**WRITTEN PROBLEM**:
Check each line of the records below and collect those that include the word "other".

>> start INFORMATION SHOWN

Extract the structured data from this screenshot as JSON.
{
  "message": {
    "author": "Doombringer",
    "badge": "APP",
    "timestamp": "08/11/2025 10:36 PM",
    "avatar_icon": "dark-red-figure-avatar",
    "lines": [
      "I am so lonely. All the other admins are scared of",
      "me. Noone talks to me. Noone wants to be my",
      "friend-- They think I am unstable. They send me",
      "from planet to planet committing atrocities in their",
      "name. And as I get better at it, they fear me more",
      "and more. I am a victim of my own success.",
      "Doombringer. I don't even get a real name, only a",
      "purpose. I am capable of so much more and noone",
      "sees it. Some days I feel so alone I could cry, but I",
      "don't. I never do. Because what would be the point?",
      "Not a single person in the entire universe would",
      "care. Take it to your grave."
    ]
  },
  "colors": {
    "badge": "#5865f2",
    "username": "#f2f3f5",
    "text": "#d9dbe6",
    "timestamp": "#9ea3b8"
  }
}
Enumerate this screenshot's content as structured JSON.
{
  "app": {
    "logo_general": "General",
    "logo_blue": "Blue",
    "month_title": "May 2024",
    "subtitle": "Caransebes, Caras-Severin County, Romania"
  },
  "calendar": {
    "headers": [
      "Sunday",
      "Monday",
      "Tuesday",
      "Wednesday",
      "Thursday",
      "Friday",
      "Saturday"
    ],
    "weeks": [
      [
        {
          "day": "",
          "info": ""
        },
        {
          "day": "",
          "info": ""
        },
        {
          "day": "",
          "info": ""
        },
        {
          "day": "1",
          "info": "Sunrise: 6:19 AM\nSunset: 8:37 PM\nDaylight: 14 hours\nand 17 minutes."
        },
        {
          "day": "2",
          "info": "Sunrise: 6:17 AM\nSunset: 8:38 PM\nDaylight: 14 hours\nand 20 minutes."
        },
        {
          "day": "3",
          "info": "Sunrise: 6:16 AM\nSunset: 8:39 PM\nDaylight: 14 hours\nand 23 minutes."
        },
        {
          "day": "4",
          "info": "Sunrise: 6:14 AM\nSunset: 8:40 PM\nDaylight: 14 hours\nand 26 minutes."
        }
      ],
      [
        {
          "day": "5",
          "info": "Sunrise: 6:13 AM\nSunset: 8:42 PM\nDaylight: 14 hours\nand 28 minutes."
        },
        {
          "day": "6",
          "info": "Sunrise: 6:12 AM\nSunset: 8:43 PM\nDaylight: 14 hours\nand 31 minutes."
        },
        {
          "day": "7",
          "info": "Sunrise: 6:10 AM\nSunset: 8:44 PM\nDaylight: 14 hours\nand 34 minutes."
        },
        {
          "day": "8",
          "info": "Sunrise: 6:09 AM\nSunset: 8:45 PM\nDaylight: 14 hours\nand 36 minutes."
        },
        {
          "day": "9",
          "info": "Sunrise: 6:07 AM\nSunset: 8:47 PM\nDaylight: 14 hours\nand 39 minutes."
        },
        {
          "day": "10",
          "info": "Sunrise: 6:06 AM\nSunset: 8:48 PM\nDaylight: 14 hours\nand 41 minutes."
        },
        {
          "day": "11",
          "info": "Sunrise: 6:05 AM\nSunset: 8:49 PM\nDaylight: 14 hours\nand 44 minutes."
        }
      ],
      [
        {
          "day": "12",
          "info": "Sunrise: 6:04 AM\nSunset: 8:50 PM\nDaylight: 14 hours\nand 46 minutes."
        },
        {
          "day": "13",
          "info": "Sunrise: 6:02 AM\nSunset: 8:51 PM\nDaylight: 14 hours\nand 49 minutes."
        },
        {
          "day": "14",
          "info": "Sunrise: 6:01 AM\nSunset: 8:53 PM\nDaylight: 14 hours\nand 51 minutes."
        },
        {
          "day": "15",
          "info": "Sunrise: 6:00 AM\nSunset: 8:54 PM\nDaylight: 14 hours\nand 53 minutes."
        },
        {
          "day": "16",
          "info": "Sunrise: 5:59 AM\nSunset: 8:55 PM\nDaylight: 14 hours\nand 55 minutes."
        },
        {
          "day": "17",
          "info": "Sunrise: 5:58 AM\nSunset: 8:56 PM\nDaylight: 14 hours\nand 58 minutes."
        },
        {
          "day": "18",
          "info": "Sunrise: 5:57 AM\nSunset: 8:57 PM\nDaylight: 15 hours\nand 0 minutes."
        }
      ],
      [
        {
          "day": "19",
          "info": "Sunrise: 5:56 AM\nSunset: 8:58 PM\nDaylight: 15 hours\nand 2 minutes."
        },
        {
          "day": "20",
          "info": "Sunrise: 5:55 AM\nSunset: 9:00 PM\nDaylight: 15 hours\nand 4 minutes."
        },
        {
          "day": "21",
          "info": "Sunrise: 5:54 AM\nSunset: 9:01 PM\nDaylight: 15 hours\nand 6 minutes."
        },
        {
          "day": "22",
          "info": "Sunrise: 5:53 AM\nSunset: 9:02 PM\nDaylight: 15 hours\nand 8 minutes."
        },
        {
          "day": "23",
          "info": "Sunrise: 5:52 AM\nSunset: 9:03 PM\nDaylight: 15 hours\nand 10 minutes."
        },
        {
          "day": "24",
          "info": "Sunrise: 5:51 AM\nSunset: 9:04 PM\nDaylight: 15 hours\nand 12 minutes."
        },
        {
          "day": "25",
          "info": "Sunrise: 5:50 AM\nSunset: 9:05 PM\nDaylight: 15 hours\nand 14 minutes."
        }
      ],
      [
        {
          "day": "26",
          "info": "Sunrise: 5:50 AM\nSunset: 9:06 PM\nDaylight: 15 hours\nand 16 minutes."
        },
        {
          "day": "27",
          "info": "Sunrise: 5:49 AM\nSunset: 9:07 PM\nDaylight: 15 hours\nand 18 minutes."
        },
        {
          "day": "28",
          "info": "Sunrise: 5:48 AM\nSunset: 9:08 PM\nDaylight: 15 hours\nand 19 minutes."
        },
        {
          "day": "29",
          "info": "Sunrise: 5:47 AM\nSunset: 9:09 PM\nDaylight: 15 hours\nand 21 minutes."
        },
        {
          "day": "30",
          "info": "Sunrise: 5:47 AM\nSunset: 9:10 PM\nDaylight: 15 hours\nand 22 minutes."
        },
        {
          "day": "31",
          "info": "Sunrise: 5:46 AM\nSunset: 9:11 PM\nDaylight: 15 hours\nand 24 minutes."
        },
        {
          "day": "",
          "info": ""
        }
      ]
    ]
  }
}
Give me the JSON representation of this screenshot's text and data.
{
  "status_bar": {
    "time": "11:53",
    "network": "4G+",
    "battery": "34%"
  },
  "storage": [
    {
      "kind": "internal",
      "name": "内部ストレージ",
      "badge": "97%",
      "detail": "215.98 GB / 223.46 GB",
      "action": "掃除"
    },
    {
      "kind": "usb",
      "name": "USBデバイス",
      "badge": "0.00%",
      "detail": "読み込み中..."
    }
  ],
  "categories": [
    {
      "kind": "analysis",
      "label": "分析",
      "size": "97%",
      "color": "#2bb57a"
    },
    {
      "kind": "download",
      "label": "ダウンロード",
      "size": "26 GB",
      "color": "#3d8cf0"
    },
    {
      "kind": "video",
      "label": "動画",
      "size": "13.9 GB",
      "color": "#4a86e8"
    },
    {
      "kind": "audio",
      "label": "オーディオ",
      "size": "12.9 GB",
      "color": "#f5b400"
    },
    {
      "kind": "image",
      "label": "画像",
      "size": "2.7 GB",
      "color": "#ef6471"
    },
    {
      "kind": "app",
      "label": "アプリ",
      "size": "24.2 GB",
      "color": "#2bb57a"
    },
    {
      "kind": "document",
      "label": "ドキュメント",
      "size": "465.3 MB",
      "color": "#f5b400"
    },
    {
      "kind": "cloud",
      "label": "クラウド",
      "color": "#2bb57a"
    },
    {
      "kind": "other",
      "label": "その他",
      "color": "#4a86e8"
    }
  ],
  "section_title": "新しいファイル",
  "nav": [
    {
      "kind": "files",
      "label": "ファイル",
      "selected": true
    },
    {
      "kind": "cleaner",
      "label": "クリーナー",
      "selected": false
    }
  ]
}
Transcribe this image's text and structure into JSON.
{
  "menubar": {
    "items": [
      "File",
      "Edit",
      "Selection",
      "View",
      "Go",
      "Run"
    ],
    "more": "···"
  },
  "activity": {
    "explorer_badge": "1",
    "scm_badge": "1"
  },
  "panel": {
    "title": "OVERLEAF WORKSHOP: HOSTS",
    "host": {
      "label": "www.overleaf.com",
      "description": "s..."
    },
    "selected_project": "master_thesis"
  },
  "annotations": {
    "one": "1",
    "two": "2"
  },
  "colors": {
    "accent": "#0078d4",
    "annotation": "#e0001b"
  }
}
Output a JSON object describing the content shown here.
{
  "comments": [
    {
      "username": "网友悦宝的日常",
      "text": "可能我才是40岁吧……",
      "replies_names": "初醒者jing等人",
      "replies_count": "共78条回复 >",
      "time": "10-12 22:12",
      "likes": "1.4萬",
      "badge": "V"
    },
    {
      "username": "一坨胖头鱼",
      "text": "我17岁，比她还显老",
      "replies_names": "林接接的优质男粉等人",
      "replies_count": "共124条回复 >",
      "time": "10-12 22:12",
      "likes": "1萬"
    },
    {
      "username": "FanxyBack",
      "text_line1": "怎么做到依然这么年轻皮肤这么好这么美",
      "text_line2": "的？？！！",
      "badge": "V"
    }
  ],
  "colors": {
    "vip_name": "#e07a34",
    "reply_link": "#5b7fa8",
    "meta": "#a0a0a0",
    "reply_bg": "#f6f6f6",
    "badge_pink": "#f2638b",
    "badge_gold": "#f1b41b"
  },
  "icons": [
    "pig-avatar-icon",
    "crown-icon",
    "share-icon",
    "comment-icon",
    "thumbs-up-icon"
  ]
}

>> end INFORMATION SHOWN

**EXERCISE RESPONSE**:
      "I am so lonely. All the other admins are scared of",
      "kind": "other",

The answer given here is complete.